Copy the data word for word, keeping every line.

-- start of Records provided --

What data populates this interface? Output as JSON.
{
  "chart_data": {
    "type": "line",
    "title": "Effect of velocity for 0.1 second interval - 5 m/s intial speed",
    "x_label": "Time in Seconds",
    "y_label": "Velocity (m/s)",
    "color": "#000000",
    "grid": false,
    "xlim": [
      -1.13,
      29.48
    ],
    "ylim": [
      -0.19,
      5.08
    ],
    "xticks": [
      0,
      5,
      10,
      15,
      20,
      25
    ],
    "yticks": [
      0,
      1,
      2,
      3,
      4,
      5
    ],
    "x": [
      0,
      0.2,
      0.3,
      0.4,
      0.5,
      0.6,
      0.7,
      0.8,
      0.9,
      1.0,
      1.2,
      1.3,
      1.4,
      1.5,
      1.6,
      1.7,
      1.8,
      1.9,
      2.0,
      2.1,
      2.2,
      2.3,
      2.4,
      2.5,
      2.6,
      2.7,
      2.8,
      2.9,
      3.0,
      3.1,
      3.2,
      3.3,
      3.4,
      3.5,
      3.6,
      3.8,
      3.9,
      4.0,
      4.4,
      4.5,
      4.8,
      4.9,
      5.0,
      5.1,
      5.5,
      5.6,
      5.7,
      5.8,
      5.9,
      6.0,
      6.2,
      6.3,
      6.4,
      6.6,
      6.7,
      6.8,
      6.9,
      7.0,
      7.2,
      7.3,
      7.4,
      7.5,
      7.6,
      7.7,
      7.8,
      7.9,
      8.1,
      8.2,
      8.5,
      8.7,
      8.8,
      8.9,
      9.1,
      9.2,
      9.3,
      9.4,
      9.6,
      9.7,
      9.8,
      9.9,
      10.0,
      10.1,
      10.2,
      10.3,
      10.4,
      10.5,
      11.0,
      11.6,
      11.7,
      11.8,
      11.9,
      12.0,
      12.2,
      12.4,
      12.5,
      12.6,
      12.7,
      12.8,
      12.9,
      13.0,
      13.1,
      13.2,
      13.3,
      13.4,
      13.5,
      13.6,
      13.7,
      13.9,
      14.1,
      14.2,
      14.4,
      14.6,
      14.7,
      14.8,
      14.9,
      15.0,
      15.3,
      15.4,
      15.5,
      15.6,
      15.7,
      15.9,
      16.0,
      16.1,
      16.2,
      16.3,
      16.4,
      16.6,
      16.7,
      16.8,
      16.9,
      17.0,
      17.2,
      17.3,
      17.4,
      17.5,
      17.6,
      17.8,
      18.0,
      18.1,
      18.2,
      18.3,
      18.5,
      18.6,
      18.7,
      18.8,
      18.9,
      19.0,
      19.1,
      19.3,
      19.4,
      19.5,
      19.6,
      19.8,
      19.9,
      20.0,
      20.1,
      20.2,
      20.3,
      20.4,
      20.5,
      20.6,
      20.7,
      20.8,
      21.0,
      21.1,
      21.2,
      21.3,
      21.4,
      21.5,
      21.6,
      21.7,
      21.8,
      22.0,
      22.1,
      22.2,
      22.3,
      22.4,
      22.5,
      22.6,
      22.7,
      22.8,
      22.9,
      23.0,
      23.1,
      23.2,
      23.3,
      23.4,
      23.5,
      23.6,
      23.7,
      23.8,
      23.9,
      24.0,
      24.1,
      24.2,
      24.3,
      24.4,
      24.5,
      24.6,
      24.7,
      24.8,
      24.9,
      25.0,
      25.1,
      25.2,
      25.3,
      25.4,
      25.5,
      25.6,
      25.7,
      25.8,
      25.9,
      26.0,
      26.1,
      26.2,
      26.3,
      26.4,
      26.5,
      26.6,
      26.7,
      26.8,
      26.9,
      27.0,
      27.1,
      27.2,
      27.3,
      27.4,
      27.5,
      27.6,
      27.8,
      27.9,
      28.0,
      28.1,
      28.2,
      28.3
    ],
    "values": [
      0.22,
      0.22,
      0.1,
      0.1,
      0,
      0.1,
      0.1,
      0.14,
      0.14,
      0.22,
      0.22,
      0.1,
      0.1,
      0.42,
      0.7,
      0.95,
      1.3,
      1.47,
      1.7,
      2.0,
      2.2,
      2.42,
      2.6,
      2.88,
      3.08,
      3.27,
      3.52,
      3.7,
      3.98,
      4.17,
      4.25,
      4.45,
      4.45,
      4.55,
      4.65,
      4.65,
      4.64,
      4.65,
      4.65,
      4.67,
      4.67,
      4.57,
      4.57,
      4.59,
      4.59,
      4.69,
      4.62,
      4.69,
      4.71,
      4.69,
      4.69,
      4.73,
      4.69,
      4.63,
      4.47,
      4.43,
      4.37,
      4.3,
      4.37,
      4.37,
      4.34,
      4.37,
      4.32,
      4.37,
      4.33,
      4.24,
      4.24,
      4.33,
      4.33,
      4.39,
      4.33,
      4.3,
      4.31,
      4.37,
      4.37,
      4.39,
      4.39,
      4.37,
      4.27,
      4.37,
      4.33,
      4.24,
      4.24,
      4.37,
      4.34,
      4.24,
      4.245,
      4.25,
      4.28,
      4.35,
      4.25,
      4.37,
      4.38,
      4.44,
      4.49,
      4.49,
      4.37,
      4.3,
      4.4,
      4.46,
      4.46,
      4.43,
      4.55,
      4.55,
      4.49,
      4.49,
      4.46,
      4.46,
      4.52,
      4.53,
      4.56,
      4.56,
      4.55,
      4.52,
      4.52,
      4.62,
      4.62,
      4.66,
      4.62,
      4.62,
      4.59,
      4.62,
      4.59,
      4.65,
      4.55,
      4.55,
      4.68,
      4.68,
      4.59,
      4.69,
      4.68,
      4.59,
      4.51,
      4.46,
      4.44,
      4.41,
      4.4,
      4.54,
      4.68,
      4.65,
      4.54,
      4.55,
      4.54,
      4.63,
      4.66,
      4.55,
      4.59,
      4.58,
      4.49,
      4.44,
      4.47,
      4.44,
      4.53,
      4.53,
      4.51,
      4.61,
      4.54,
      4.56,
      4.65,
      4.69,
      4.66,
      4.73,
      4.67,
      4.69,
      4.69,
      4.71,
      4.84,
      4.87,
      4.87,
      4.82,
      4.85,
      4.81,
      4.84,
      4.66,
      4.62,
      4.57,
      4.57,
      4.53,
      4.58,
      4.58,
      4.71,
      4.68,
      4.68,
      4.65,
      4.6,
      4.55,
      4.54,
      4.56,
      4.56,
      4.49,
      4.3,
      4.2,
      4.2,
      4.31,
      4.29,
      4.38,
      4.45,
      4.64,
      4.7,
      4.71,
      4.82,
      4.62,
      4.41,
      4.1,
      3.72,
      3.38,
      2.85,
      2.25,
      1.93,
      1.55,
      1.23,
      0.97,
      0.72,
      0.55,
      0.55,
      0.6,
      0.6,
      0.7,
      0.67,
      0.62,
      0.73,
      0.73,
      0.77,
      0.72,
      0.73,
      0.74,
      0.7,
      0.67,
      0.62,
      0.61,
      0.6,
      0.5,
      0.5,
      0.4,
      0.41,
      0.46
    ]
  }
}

-- end of Records provided --

Exercise output »
What data populates this interface? Output as JSON.
{
  "chart_data": {
    "type": "line",
    "title": "Effect of velocity for 0.1 second interval - 5 m/s intial speed",
    "x_label": "Time in Seconds",
    "y_label": "Velocity (m/s)",
    "color": "#000000",
    "grid": false,
    "xlim": [
      -1.13,
      29.48
    ],
    "ylim": [
      -0.19,
      5.08
    ],
    "xticks": [
      0,
      5,
      10,
      15,
      20,
      25
    ],
    "yticks": [
      0,
      1,
      2,
      3,
      4,
      5
    ],
    "x": [
      0,
      0.2,
      0.3,
      0.4,
      0.5,
      0.6,
      0.7,
      0.8,
      0.9,
      1.0,
      1.2,
      1.3,
      1.4,
      1.5,
      1.6,
      1.7,
      1.8,
      1.9,
      2.0,
      2.1,
      2.2,
      2.3,
      2.4,
      2.5,
      2.6,
      2.7,
      2.8,
      2.9,
      3.0,
      3.1,
      3.2,
      3.3,
      3.4,
      3.5,
      3.6,
      3.8,
      3.9,
      4.0,
      4.4,
      4.5,
      4.8,
      4.9,
      5.0,
      5.1,
      5.5,
      5.6,
      5.7,
      5.8,
      5.9,
      6.0,
      6.2,
      6.3,
      6.4,
      6.6,
      6.7,
      6.8,
      6.9,
      7.0,
      7.2,
      7.3,
      7.4,
      7.5,
      7.6,
      7.7,
      7.8,
      7.9,
      8.1,
      8.2,
      8.5,
      8.7,
      8.8,
      8.9,
      9.1,
      9.2,
      9.3,
      9.4,
      9.6,
      9.7,
      9.8,
      9.9,
      10.0,
      10.1,
      10.2,
      10.3,
      10.4,
      10.5,
      11.0,
      11.6,
      11.7,
      11.8,
      11.9,
      12.0,
      12.2,
      12.4,
      12.5,
      12.6,
      12.7,
      12.8,
      12.9,
      13.0,
      13.1,
      13.2,
      13.3,
      13.4,
      13.5,
      13.6,
      13.7,
      13.9,
      14.1,
      14.2,
      14.4,
      14.6,
      14.7,
      14.8,
      14.9,
      15.0,
      15.3,
      15.4,
      15.5,
      15.6,
      15.7,
      15.9,
      16.0,
      16.1,
      16.2,
      16.3,
      16.4,
      16.6,
      16.7,
      16.8,
      16.9,
      17.0,
      17.2,
      17.3,
      17.4,
      17.5,
      17.6,
      17.8,
      18.0,
      18.1,
      18.2,
      18.3,
      18.5,
      18.6,
      18.7,
      18.8,
      18.9,
      19.0,
      19.1,
      19.3,
      19.4,
      19.5,
      19.6,
      19.8,
      19.9,
      20.0,
      20.1,
      20.2,
      20.3,
      20.4,
      20.5,
      20.6,
      20.7,
      20.8,
      21.0,
      21.1,
      21.2,
      21.3,
      21.4,
      21.5,
      21.6,
      21.7,
      21.8,
      22.0,
      22.1,
      22.2,
      22.3,
      22.4,
      22.5,
      22.6,
      22.7,
      22.8,
      22.9,
      23.0,
      23.1,
      23.2,
      23.3,
      23.4,
      23.5,
      23.6,
      23.7,
      23.8,
      23.9,
      24.0,
      24.1,
      24.2,
      24.3,
      24.4,
      24.5,
      24.6,
      24.7,
      24.8,
      24.9,
      25.0,
      25.1,
      25.2,
      25.3,
      25.4,
      25.5,
      25.6,
      25.7,
      25.8,
      25.9,
      26.0,
      26.1,
      26.2,
      26.3,
      26.4,
      26.5,
      26.6,
      26.7,
      26.8,
      26.9,
      27.0,
      27.1,
      27.2,
      27.3,
      27.4,
      27.5,
      27.6,
      27.8,
      27.9,
      28.0,
      28.1,
      28.2,
      28.3
    ],
    "values": [
      0.22,
      0.22,
      0.1,
      0.1,
      0,
      0.1,
      0.1,
      0.14,
      0.14,
      0.22,
      0.22,
      0.1,
      0.1,
      0.42,
      0.7,
      0.95,
      1.3,
      1.47,
      1.7,
      2.0,
      2.2,
      2.42,
      2.6,
      2.88,
      3.08,
      3.27,
      3.52,
      3.7,
      3.98,
      4.17,
      4.25,
      4.45,
      4.45,
      4.55,
      4.65,
      4.65,
      4.64,
      4.65,
      4.65,
      4.67,
      4.67,
      4.57,
      4.57,
      4.59,
      4.59,
      4.69,
      4.62,
      4.69,
      4.71,
      4.69,
      4.69,
      4.73,
      4.69,
      4.63,
      4.47,
      4.43,
      4.37,
      4.3,
      4.37,
      4.37,
      4.34,
      4.37,
      4.32,
      4.37,
      4.33,
      4.24,
      4.24,
      4.33,
      4.33,
      4.39,
      4.33,
      4.3,
      4.31,
      4.37,
      4.37,
      4.39,
      4.39,
      4.37,
      4.27,
      4.37,
      4.33,
      4.24,
      4.24,
      4.37,
      4.34,
      4.24,
      4.245,
      4.25,
      4.28,
      4.35,
      4.25,
      4.37,
      4.38,
      4.44,
      4.49,
      4.49,
      4.37,
      4.3,
      4.4,
      4.46,
      4.46,
      4.43,
      4.55,
      4.55,
      4.49,
      4.49,
      4.46,
      4.46,
      4.52,
      4.53,
      4.56,
      4.56,
      4.55,
      4.52,
      4.52,
      4.62,
      4.62,
      4.66,
      4.62,
      4.62,
      4.59,
      4.62,
      4.59,
      4.65,
      4.55,
      4.55,
      4.68,
      4.68,
      4.59,
      4.69,
      4.68,
      4.59,
      4.51,
      4.46,
      4.44,
      4.41,
      4.4,
      4.54,
      4.68,
      4.65,
      4.54,
      4.55,
      4.54,
      4.63,
      4.66,
      4.55,
      4.59,
      4.58,
      4.49,
      4.44,
      4.47,
      4.44,
      4.53,
      4.53,
      4.51,
      4.61,
      4.54,
      4.56,
      4.65,
      4.69,
      4.66,
      4.73,
      4.67,
      4.69,
      4.69,
      4.71,
      4.84,
      4.87,
      4.87,
      4.82,
      4.85,
      4.81,
      4.84,
      4.66,
      4.62,
      4.57,
      4.57,
      4.53,
      4.58,
      4.58,
      4.71,
      4.68,
      4.68,
      4.65,
      4.6,
      4.55,
      4.54,
      4.56,
      4.56,
      4.49,
      4.3,
      4.2,
      4.2,
      4.31,
      4.29,
      4.38,
      4.45,
      4.64,
      4.7,
      4.71,
      4.82,
      4.62,
      4.41,
      4.1,
      3.72,
      3.38,
      2.85,
      2.25,
      1.93,
      1.55,
      1.23,
      0.97,
      0.72,
      0.55,
      0.55,
      0.6,
      0.6,
      0.7,
      0.67,
      0.62,
      0.73,
      0.73,
      0.77,
      0.72,
      0.73,
      0.74,
      0.7,
      0.67,
      0.62,
      0.61,
      0.6,
      0.5,
      0.5,
      0.4,
      0.41,
      0.46
    ]
  }
}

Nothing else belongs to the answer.